#### Problem requirements:
Wherever the word "this" appears in the entries, copy the whole line.

#### Input records:
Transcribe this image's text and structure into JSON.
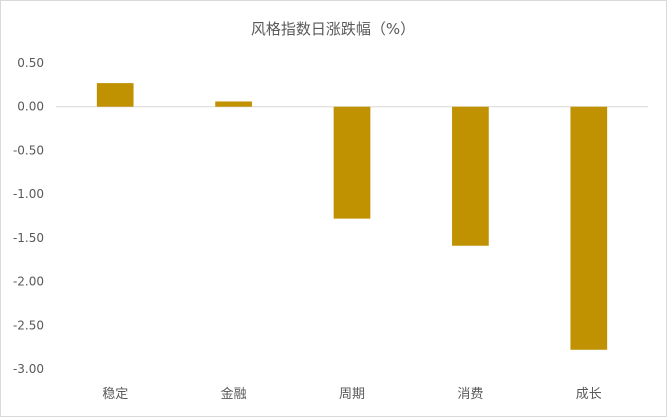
{
  "chart_data": {
    "type": "bar",
    "title": "风格指数日涨跌幅（%）",
    "categories": [
      "稳定",
      "金融",
      "周期",
      "消费",
      "成长"
    ],
    "series": [
      {
        "values": [
          0.27,
          0.06,
          -1.28,
          -1.59,
          -2.78
        ]
      }
    ],
    "ylim": [
      -3.0,
      0.5
    ],
    "yticks": [
      0.5,
      0.0,
      -0.5,
      -1.0,
      -1.5,
      -2.0,
      -2.5,
      -3.0
    ],
    "ytick_labels": [
      "0.50",
      "0.00",
      "-0.50",
      "-1.00",
      "-1.50",
      "-2.00",
      "-2.50",
      "-3.00"
    ],
    "xlabel": "",
    "ylabel": "",
    "grid": false,
    "legend": "none",
    "colors": {
      "bar": "#C09100",
      "zero_line": "#d9d9d9",
      "text": "#595959"
    }
  }
}
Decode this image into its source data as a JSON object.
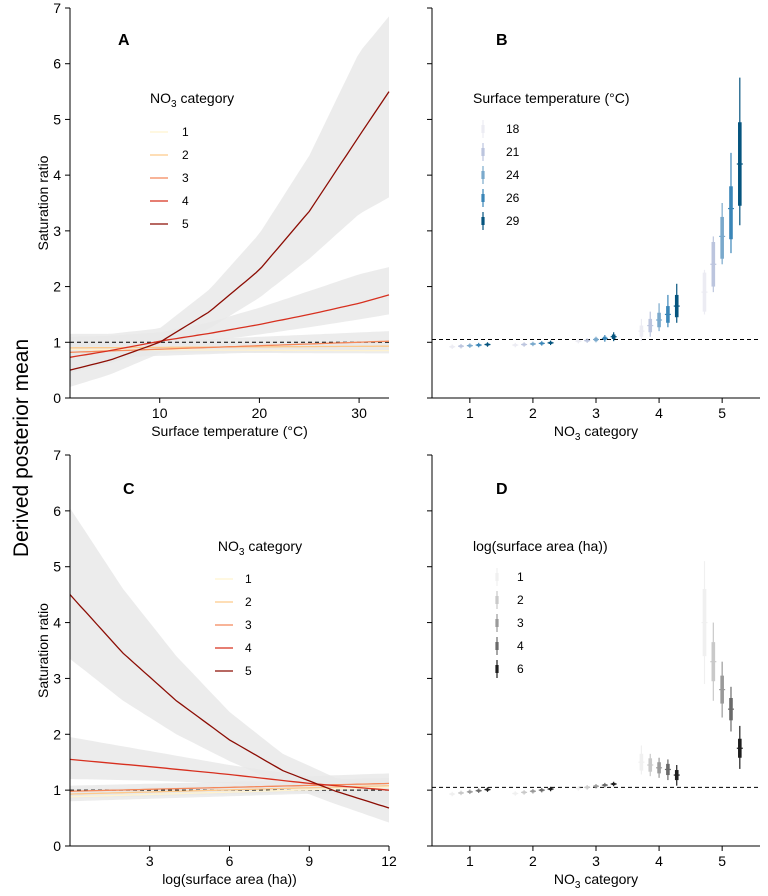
{
  "figure": {
    "shared_ylabel": "Derived posterior mean",
    "panel_ylabel": "Saturation ratio",
    "no3_xlabel_main": "NO",
    "no3_xlabel_sub": "3",
    "no3_xlabel_tail": " category"
  },
  "colors": {
    "no3": [
      "#fff3cf",
      "#fdc98b",
      "#f4885a",
      "#d7301f",
      "#8c0d04"
    ],
    "temp": [
      "#ececf3",
      "#bcc5de",
      "#7aa9cc",
      "#3a86b8",
      "#05547e"
    ],
    "area": [
      "#f0f0f0",
      "#c9c9c9",
      "#9a9a9a",
      "#6a6a6a",
      "#1e1e1e"
    ],
    "band": "#e9e9e9",
    "reference_line": "#000000"
  },
  "chart_data": [
    {
      "panel": "A",
      "type": "line",
      "xlabel": "Surface temperature (°C)",
      "ylabel": "Saturation ratio",
      "xlim": [
        1,
        33
      ],
      "ylim": [
        0,
        7
      ],
      "xticks": [
        10,
        20,
        30
      ],
      "yticks": [
        0,
        1,
        2,
        3,
        4,
        5,
        6,
        7
      ],
      "reference_y": 1,
      "legend": {
        "title_main": "NO",
        "title_sub": "3",
        "title_tail": " category",
        "placement": "upper-left",
        "labels": [
          "1",
          "2",
          "3",
          "4",
          "5"
        ]
      },
      "series": [
        {
          "name": "1",
          "x": [
            1,
            33
          ],
          "y": [
            0.87,
            0.85
          ],
          "lower": [
            0.82,
            0.8
          ],
          "upper": [
            0.92,
            0.9
          ]
        },
        {
          "name": "2",
          "x": [
            1,
            33
          ],
          "y": [
            0.9,
            0.93
          ],
          "lower": [
            0.84,
            0.86
          ],
          "upper": [
            0.96,
            1.0
          ]
        },
        {
          "name": "3",
          "x": [
            1,
            33
          ],
          "y": [
            0.82,
            1.02
          ],
          "lower": [
            0.7,
            0.9
          ],
          "upper": [
            0.95,
            1.2
          ]
        },
        {
          "name": "4",
          "x": [
            1,
            5,
            10,
            15,
            20,
            25,
            30,
            33
          ],
          "y": [
            0.73,
            0.85,
            1.02,
            1.16,
            1.32,
            1.5,
            1.7,
            1.85
          ],
          "lower": [
            0.45,
            0.62,
            0.88,
            1.02,
            1.14,
            1.27,
            1.41,
            1.5
          ],
          "upper": [
            1.1,
            1.12,
            1.18,
            1.36,
            1.62,
            1.92,
            2.22,
            2.35
          ]
        },
        {
          "name": "5",
          "x": [
            1,
            5,
            10,
            15,
            20,
            25,
            30,
            33
          ],
          "y": [
            0.5,
            0.68,
            1.0,
            1.55,
            2.3,
            3.35,
            4.7,
            5.5
          ],
          "lower": [
            0.2,
            0.42,
            0.8,
            1.25,
            1.8,
            2.5,
            3.3,
            3.6
          ],
          "upper": [
            1.15,
            1.15,
            1.25,
            1.95,
            2.95,
            4.35,
            6.2,
            6.85
          ]
        }
      ]
    },
    {
      "panel": "B",
      "type": "scatter",
      "xlabel": "NO3 category",
      "xlim": [
        0.4,
        5.6
      ],
      "ylim": [
        0,
        7
      ],
      "xticks": [
        1,
        2,
        3,
        4,
        5
      ],
      "reference_y": 1.05,
      "legend": {
        "title": "Surface temperature (°C)",
        "placement": "upper-left",
        "labels": [
          "18",
          "21",
          "24",
          "26",
          "29"
        ]
      },
      "categories": [
        1,
        2,
        3,
        4,
        5
      ],
      "series": [
        {
          "name": "18",
          "mean": [
            0.92,
            0.95,
            1.02,
            1.2,
            1.9
          ],
          "inner_low": [
            0.9,
            0.93,
            1.0,
            1.1,
            1.55
          ],
          "inner_high": [
            0.94,
            0.97,
            1.04,
            1.3,
            2.25
          ],
          "outer_low": [
            0.88,
            0.91,
            0.98,
            1.02,
            1.5
          ],
          "outer_high": [
            0.96,
            0.99,
            1.06,
            1.42,
            2.3
          ]
        },
        {
          "name": "21",
          "mean": [
            0.93,
            0.96,
            1.03,
            1.3,
            2.4
          ],
          "inner_low": [
            0.91,
            0.94,
            1.01,
            1.18,
            2.0
          ],
          "inner_high": [
            0.95,
            0.98,
            1.05,
            1.42,
            2.8
          ],
          "outer_low": [
            0.89,
            0.92,
            0.99,
            1.1,
            1.9
          ],
          "outer_high": [
            0.97,
            1.0,
            1.07,
            1.55,
            2.9
          ]
        },
        {
          "name": "24",
          "mean": [
            0.94,
            0.97,
            1.05,
            1.4,
            2.9
          ],
          "inner_low": [
            0.92,
            0.95,
            1.02,
            1.27,
            2.5
          ],
          "inner_high": [
            0.96,
            0.99,
            1.08,
            1.53,
            3.25
          ],
          "outer_low": [
            0.9,
            0.93,
            1.0,
            1.2,
            2.4
          ],
          "outer_high": [
            0.98,
            1.01,
            1.1,
            1.7,
            3.5
          ]
        },
        {
          "name": "26",
          "mean": [
            0.95,
            0.98,
            1.07,
            1.5,
            3.4
          ],
          "inner_low": [
            0.93,
            0.96,
            1.04,
            1.35,
            2.85
          ],
          "inner_high": [
            0.97,
            1.0,
            1.1,
            1.65,
            3.8
          ],
          "outer_low": [
            0.91,
            0.94,
            1.01,
            1.27,
            2.6
          ],
          "outer_high": [
            0.99,
            1.02,
            1.13,
            1.85,
            4.4
          ]
        },
        {
          "name": "29",
          "mean": [
            0.96,
            0.99,
            1.1,
            1.65,
            4.2
          ],
          "inner_low": [
            0.94,
            0.97,
            1.06,
            1.45,
            3.45
          ],
          "inner_high": [
            0.98,
            1.01,
            1.14,
            1.85,
            4.95
          ],
          "outer_low": [
            0.92,
            0.95,
            1.02,
            1.35,
            3.1
          ],
          "outer_high": [
            1.0,
            1.03,
            1.18,
            2.05,
            5.75
          ]
        }
      ]
    },
    {
      "panel": "C",
      "type": "line",
      "xlabel": "log(surface area (ha))",
      "ylabel": "Saturation ratio",
      "xlim": [
        0,
        12
      ],
      "ylim": [
        0,
        7
      ],
      "xticks": [
        3,
        6,
        9,
        12
      ],
      "yticks": [
        0,
        1,
        2,
        3,
        4,
        5,
        6,
        7
      ],
      "reference_y": 1,
      "legend": {
        "title_main": "NO",
        "title_sub": "3",
        "title_tail": " category",
        "placement": "upper-center",
        "labels": [
          "1",
          "2",
          "3",
          "4",
          "5"
        ]
      },
      "series": [
        {
          "name": "1",
          "x": [
            0,
            12
          ],
          "y": [
            0.88,
            1.05
          ],
          "lower": [
            0.8,
            0.98
          ],
          "upper": [
            0.96,
            1.12
          ]
        },
        {
          "name": "2",
          "x": [
            0,
            12
          ],
          "y": [
            0.93,
            1.08
          ],
          "lower": [
            0.85,
            1.0
          ],
          "upper": [
            1.01,
            1.16
          ]
        },
        {
          "name": "3",
          "x": [
            0,
            12
          ],
          "y": [
            0.98,
            1.12
          ],
          "lower": [
            0.88,
            1.02
          ],
          "upper": [
            1.08,
            1.22
          ]
        },
        {
          "name": "4",
          "x": [
            0,
            3,
            6,
            9,
            12
          ],
          "y": [
            1.55,
            1.42,
            1.28,
            1.12,
            1.0
          ],
          "lower": [
            1.2,
            1.17,
            1.12,
            1.0,
            0.75
          ],
          "upper": [
            1.95,
            1.7,
            1.45,
            1.25,
            1.3
          ]
        },
        {
          "name": "5",
          "x": [
            0,
            2,
            4,
            6,
            8,
            10,
            12
          ],
          "y": [
            4.5,
            3.45,
            2.6,
            1.9,
            1.35,
            0.98,
            0.68
          ],
          "lower": [
            3.35,
            2.6,
            2.0,
            1.52,
            1.1,
            0.75,
            0.42
          ],
          "upper": [
            6.05,
            4.6,
            3.4,
            2.4,
            1.65,
            1.22,
            1.05
          ]
        }
      ]
    },
    {
      "panel": "D",
      "type": "scatter",
      "xlabel": "NO3 category",
      "xlim": [
        0.4,
        5.6
      ],
      "ylim": [
        0,
        7
      ],
      "xticks": [
        1,
        2,
        3,
        4,
        5
      ],
      "reference_y": 1.05,
      "legend": {
        "title": "log(surface area (ha))",
        "placement": "upper-left",
        "labels": [
          "1",
          "2",
          "3",
          "4",
          "6"
        ]
      },
      "categories": [
        1,
        2,
        3,
        4,
        5
      ],
      "series": [
        {
          "name": "1",
          "mean": [
            0.93,
            0.94,
            1.03,
            1.5,
            4.0
          ],
          "inner_low": [
            0.91,
            0.92,
            1.01,
            1.35,
            3.4
          ],
          "inner_high": [
            0.95,
            0.96,
            1.05,
            1.65,
            4.6
          ],
          "outer_low": [
            0.89,
            0.9,
            0.99,
            1.28,
            2.9
          ],
          "outer_high": [
            0.97,
            0.98,
            1.07,
            1.8,
            5.1
          ]
        },
        {
          "name": "2",
          "mean": [
            0.95,
            0.96,
            1.05,
            1.45,
            3.3
          ],
          "inner_low": [
            0.93,
            0.94,
            1.03,
            1.33,
            2.95
          ],
          "inner_high": [
            0.97,
            0.98,
            1.07,
            1.57,
            3.65
          ],
          "outer_low": [
            0.91,
            0.92,
            1.01,
            1.25,
            2.6
          ],
          "outer_high": [
            0.99,
            1.0,
            1.09,
            1.65,
            4.0
          ]
        },
        {
          "name": "3",
          "mean": [
            0.97,
            0.98,
            1.07,
            1.4,
            2.8
          ],
          "inner_low": [
            0.95,
            0.96,
            1.05,
            1.3,
            2.55
          ],
          "inner_high": [
            0.99,
            1.0,
            1.09,
            1.5,
            3.05
          ],
          "outer_low": [
            0.93,
            0.94,
            1.03,
            1.22,
            2.3
          ],
          "outer_high": [
            1.01,
            1.02,
            1.11,
            1.58,
            3.3
          ]
        },
        {
          "name": "4",
          "mean": [
            0.99,
            1.0,
            1.09,
            1.37,
            2.45
          ],
          "inner_low": [
            0.97,
            0.98,
            1.07,
            1.27,
            2.25
          ],
          "inner_high": [
            1.01,
            1.02,
            1.11,
            1.47,
            2.65
          ],
          "outer_low": [
            0.95,
            0.96,
            1.05,
            1.18,
            2.05
          ],
          "outer_high": [
            1.03,
            1.04,
            1.13,
            1.55,
            2.85
          ]
        },
        {
          "name": "6",
          "mean": [
            1.01,
            1.02,
            1.11,
            1.27,
            1.75
          ],
          "inner_low": [
            0.99,
            1.0,
            1.09,
            1.18,
            1.58
          ],
          "inner_high": [
            1.03,
            1.04,
            1.13,
            1.36,
            1.92
          ],
          "outer_low": [
            0.97,
            0.98,
            1.07,
            1.08,
            1.38
          ],
          "outer_high": [
            1.05,
            1.06,
            1.15,
            1.45,
            2.15
          ]
        }
      ]
    }
  ]
}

#### Worked answer:
Transcribe this image's text and structure into JSON.
Decode this image into its source data as a JSON object.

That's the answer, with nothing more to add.